Problem to work on:
Everything in the listing should be restated word for word.

** Start of Input data **

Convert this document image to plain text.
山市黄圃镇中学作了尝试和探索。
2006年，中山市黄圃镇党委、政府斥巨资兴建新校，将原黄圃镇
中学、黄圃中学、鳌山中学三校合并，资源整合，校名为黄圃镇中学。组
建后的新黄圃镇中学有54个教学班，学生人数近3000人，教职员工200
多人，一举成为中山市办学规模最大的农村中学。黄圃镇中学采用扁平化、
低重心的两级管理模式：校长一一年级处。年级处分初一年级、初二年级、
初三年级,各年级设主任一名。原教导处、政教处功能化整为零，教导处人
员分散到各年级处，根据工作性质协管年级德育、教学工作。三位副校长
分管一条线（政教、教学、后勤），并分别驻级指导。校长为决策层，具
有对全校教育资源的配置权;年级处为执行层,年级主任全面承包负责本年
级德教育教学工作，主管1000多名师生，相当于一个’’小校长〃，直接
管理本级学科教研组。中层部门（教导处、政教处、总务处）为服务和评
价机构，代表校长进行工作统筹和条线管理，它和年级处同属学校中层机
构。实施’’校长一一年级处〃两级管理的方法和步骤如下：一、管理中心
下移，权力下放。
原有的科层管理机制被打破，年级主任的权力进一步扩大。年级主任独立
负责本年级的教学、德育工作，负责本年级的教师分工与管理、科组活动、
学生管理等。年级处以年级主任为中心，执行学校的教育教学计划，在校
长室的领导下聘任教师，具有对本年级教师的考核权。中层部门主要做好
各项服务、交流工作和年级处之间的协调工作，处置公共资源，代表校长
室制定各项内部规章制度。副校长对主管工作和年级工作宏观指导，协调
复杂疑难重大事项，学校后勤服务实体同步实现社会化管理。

** End of Input data **

Answer for the task:
Convert this document image to plain text.
山市黄圃镇中学作了尝试和探索。
2006年，中山市黄圃镇党委、政府斥巨资兴建新校，将原黄圃镇
中学、黄圃中学、鳌山中学三校合并，资源整合，校名为黄圃镇中学。组
建后的新黄圃镇中学有54个教学班，学生人数近3000人，教职员工200
多人，一举成为中山市办学规模最大的农村中学。黄圃镇中学采用扁平化、
低重心的两级管理模式：校长一一年级处。年级处分初一年级、初二年级、
初三年级,各年级设主任一名。原教导处、政教处功能化整为零，教导处人
员分散到各年级处，根据工作性质协管年级德育、教学工作。三位副校长
分管一条线（政教、教学、后勤），并分别驻级指导。校长为决策层，具
有对全校教育资源的配置权;年级处为执行层,年级主任全面承包负责本年
级德教育教学工作，主管1000多名师生，相当于一个’’小校长〃，直接
管理本级学科教研组。中层部门（教导处、政教处、总务处）为服务和评
价机构，代表校长进行工作统筹和条线管理，它和年级处同属学校中层机
构。实施’’校长一一年级处〃两级管理的方法和步骤如下：一、管理中心
下移，权力下放。
原有的科层管理机制被打破，年级主任的权力进一步扩大。年级主任独立
负责本年级的教学、德育工作，负责本年级的教师分工与管理、科组活动、
学生管理等。年级处以年级主任为中心，执行学校的教育教学计划，在校
长室的领导下聘任教师，具有对本年级教师的考核权。中层部门主要做好
各项服务、交流工作和年级处之间的协调工作，处置公共资源，代表校长
室制定各项内部规章制度。副校长对主管工作和年级工作宏观指导，协调
复杂疑难重大事项，学校后勤服务实体同步实现社会化管理。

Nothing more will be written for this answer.